COMPLÉTEZ CE QUI SUIT:
[a] D'après le texte sur la prévention, par quoi passe l'appropriation du sujet de la prévention de la santé des salariés par l'entreprise ?
[b] Transcrivez fidèlement le passage du texte sur la prévention qui va de « 3- La prévention » à « limiter une perte). ».

::: TEXTE SOURCE

3- La prévention apporte des bénéfices sociaux et économiques qui sont reconnus, mesurables, chiffrables. Mais ces bénéfices sont potentiels et lointains, ils sont bien souvent occultés par la recherche des bénéfices immédiats (ou par l’idée de limiter une perte).

 

Enfin, problématique supplémentaire concernant la prévention et sa numérisation : « Nous sommes des êtres sociaux ».

Pour reprendre les propos de Stanislas Dehaene, spécialiste de sciences cognitives, qui dirige le laboratoire de Neuro-imagerie cognitive (NeuroSpin, au sein du Commissariat à l’énergie atomique) : « Tout ce matériel informatique peut être extrêmement précieux de manière ponctuelle, bien pensé et bien dosé. Nous sommes d’abord des êtres sociaux et des êtres de sens. Nous avons besoin de cet étayage humain, de ce retour bienveillant pour apprendre ».

Pour réduire ou supprimer les facteurs de risque, l’entreprise doit s’approprier le sujet de la prévention de la santé de ses salariés. Cette appropriation passe par la sensibilisation des dirigeants et des salariés. Ensuite, et seulement ensuite, l’entreprise pourra formaliser des processus et consolider des plans d’action. L’usage des outils numériques ou l’ubériseration de sa santé au travail ne sera qu’une étape parallèle et complémentaire : la démarche primordiale est la sensibilisation des acteurs. Cette action devra être menée par, et pour, des personnes physiques qui interviennent sur des situations de travail réelles. En tant qu’être social et de sens, l’ubérisation n’apporte pas l’étayage humain et le retour bienveillant dont les acteurs auront besoin pour se former. L’apport de connaissance extérieur doit être porté par un intervenant physique, pas une Intelligence Artificielle.

::::::
::: DONNÉES

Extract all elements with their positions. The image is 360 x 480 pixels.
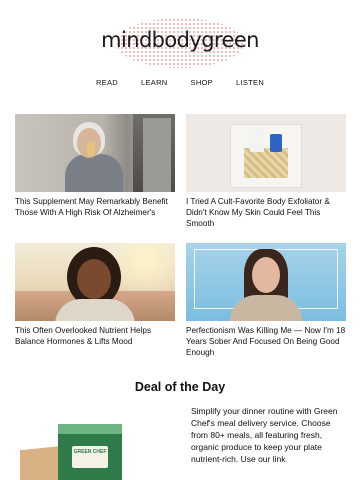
nav-read-link[interactable]: READ — [86, 78, 128, 87]
main-nav: READ LEARN SHOP LISTEN — [0, 78, 360, 87]
deal-product-image[interactable]: GREEN CHEF — [14, 424, 154, 480]
nav-shop-link[interactable]: SHOP — [181, 78, 223, 87]
nav-learn-link[interactable]: LEARN — [131, 78, 178, 87]
article-card[interactable]: This Supplement May Remarkably Benefit T… — [15, 114, 175, 218]
brand-logo[interactable]: mindbodygreen — [0, 28, 360, 52]
article-image[interactable] — [186, 243, 346, 321]
deal-description: Simplify your dinner routine with Green … — [191, 406, 338, 465]
product-label: GREEN CHEF — [72, 446, 108, 468]
article-image[interactable] — [15, 114, 175, 192]
article-title[interactable]: Perfectionism Was Killing Me — Now I'm 1… — [186, 325, 348, 358]
article-image[interactable] — [15, 243, 175, 321]
nav-listen-link[interactable]: LISTEN — [226, 78, 274, 87]
article-title[interactable]: I Tried A Cult-Favorite Body Exfoliator … — [186, 196, 348, 229]
article-title[interactable]: This Supplement May Remarkably Benefit T… — [15, 196, 177, 218]
deal-heading: Deal of the Day — [134, 380, 226, 394]
article-card[interactable]: This Often Overlooked Nutrient Helps Bal… — [15, 243, 175, 347]
article-card[interactable]: I Tried A Cult-Favorite Body Exfoliator … — [186, 114, 346, 229]
article-image[interactable] — [186, 114, 346, 192]
article-title[interactable]: This Often Overlooked Nutrient Helps Bal… — [15, 325, 177, 347]
article-card[interactable]: Perfectionism Was Killing Me — Now I'm 1… — [186, 243, 346, 358]
email-header: mindbodygreen READ LEARN SHOP LISTEN — [0, 0, 360, 110]
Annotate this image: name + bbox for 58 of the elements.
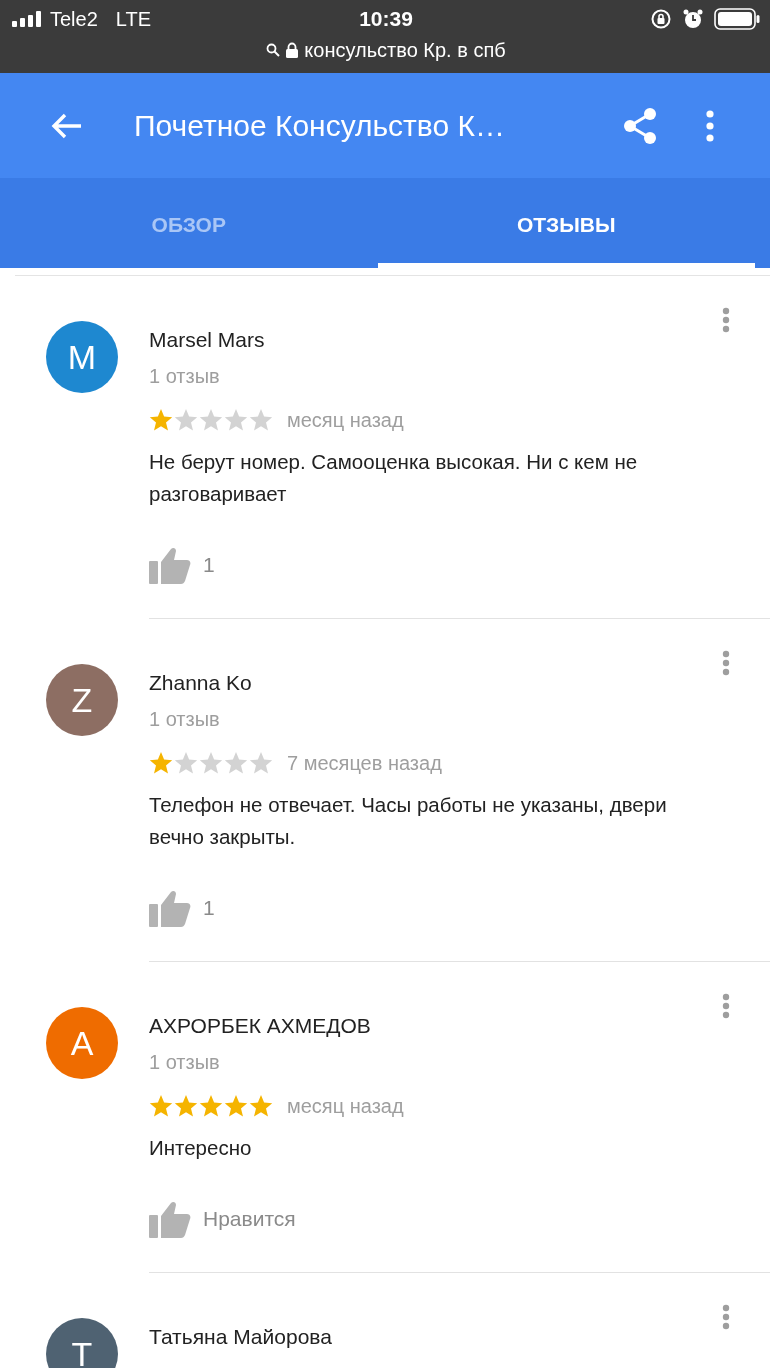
thumbs-up-icon[interactable] — [149, 1200, 191, 1238]
star-icon — [249, 408, 273, 432]
rotation-lock-icon — [650, 8, 672, 30]
star-icon — [224, 751, 248, 775]
star-icon — [174, 751, 198, 775]
more-options-icon[interactable] — [722, 993, 730, 1019]
star-icon — [224, 408, 248, 432]
more-options-icon[interactable] — [722, 1304, 730, 1330]
share-icon[interactable] — [622, 106, 658, 145]
clock-time: 10:39 — [359, 7, 413, 31]
tab[interactable]: ОТЗЫВЫ — [377, 178, 755, 268]
reviewer-name: Zhanna Ko — [149, 670, 253, 696]
review-date: 7 месяцев назад — [287, 751, 442, 775]
signal-icon — [12, 11, 44, 27]
place-title: Почетное Консульство К… — [134, 108, 506, 143]
star-icon — [149, 408, 173, 432]
like-count: 1 — [203, 553, 215, 577]
search-icon — [266, 43, 281, 57]
review-text: Интересно — [149, 1135, 253, 1161]
star-icon — [174, 408, 198, 432]
star-icon — [149, 751, 173, 775]
back-icon[interactable] — [51, 111, 83, 140]
star-icon — [149, 1094, 173, 1118]
url-text: консульство Кр. в спб — [304, 38, 506, 62]
battery-icon — [714, 8, 760, 30]
alarm-icon — [682, 8, 704, 30]
review-count: 1 отзыв — [149, 707, 221, 732]
thumbs-up-icon[interactable] — [149, 546, 191, 584]
more-options-icon[interactable] — [722, 650, 730, 676]
lock-icon — [286, 42, 299, 58]
review-count: 1 отзыв — [149, 364, 221, 389]
reviewer-name: АХРОРБЕК АХМЕДОВ — [149, 1013, 372, 1039]
review-count: 1 отзыв — [149, 1050, 221, 1075]
tab[interactable]: ОБЗОР — [0, 178, 378, 268]
review-date: месяц назад — [287, 1094, 404, 1118]
thumbs-up-icon[interactable] — [149, 889, 191, 927]
avatar: T — [46, 1318, 118, 1368]
star-icon — [199, 1094, 223, 1118]
star-icon — [249, 751, 273, 775]
reviewer-name: Татьяна Майорова — [149, 1324, 333, 1350]
star-icon — [199, 408, 223, 432]
star-icon — [249, 1094, 273, 1118]
like-count: Нравится — [203, 1207, 296, 1231]
more-options-icon[interactable] — [722, 307, 730, 333]
avatar: Z — [46, 664, 118, 736]
star-icon — [174, 1094, 198, 1118]
reviewer-name: Marsel Mars — [149, 327, 266, 353]
review-text: Телефон не отвечает. Часы работы не указаны, двери вечно закрыты. — [149, 792, 668, 850]
review-text: Не берут номер. Самооценка высокая. Ни с кем не разговаривает — [149, 449, 639, 507]
avatar: A — [46, 1007, 118, 1079]
carrier-name: Tele2 — [50, 7, 98, 31]
review-date: месяц назад — [287, 408, 404, 432]
star-icon — [199, 751, 223, 775]
avatar: M — [46, 321, 118, 393]
star-icon — [224, 1094, 248, 1118]
network-type: LTE — [115, 7, 151, 31]
like-count: 1 — [203, 896, 215, 920]
more-options-icon[interactable] — [706, 109, 714, 142]
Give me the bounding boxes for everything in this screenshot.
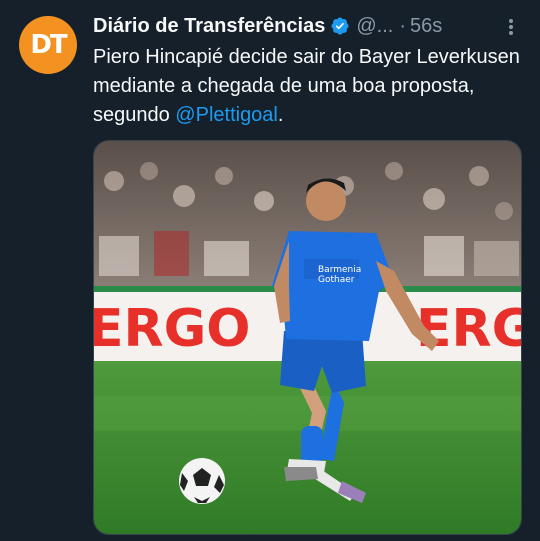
tweet-text: Piero Hincapié decide sair do Bayer Leve… <box>93 43 523 130</box>
tweet-body-end: . <box>277 104 284 126</box>
tweet-header: Diário de Transferências @... · 56s <box>93 12 522 40</box>
shirt-sponsor-line2: Gothaer <box>318 275 355 285</box>
football-player-photo: ERGO ERGO Barmenia Gothaer <box>94 141 521 534</box>
timestamp[interactable]: 56s <box>410 15 442 38</box>
verified-badge-icon <box>331 17 349 35</box>
author-handle[interactable]: @... <box>356 15 393 38</box>
author-name[interactable]: Diário de Transferências <box>93 15 325 38</box>
separator-dot: · <box>399 14 406 37</box>
tweet-body: Piero Hincapié decide sair do Bayer Leve… <box>93 46 520 126</box>
ad-board-text-left: ERGO <box>94 299 250 359</box>
more-options-icon[interactable] <box>502 18 520 36</box>
avatar[interactable]: DT <box>19 16 77 74</box>
mention-link[interactable]: @Plettigoal <box>175 104 278 126</box>
tweet-photo[interactable]: ERGO ERGO Barmenia Gothaer <box>93 140 522 535</box>
avatar-logo-text: DT <box>30 30 67 60</box>
shirt-sponsor-line1: Barmenia <box>318 265 361 275</box>
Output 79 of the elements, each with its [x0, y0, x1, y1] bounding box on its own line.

::::::

CORRIGÉ DES EXERCICES:
[a] Elle passe par la sensibilisation des dirigeants et des salariés.

[b]
3- La prévention apporte des bénéfices sociaux et économiques qui sont reconnus, mesurables, chiffrables. Mais ces bénéfices sont potentiels et lointains, ils sont bien souvent occultés par la recherche des bénéfices immédiats (ou par l’idée de limiter une perte).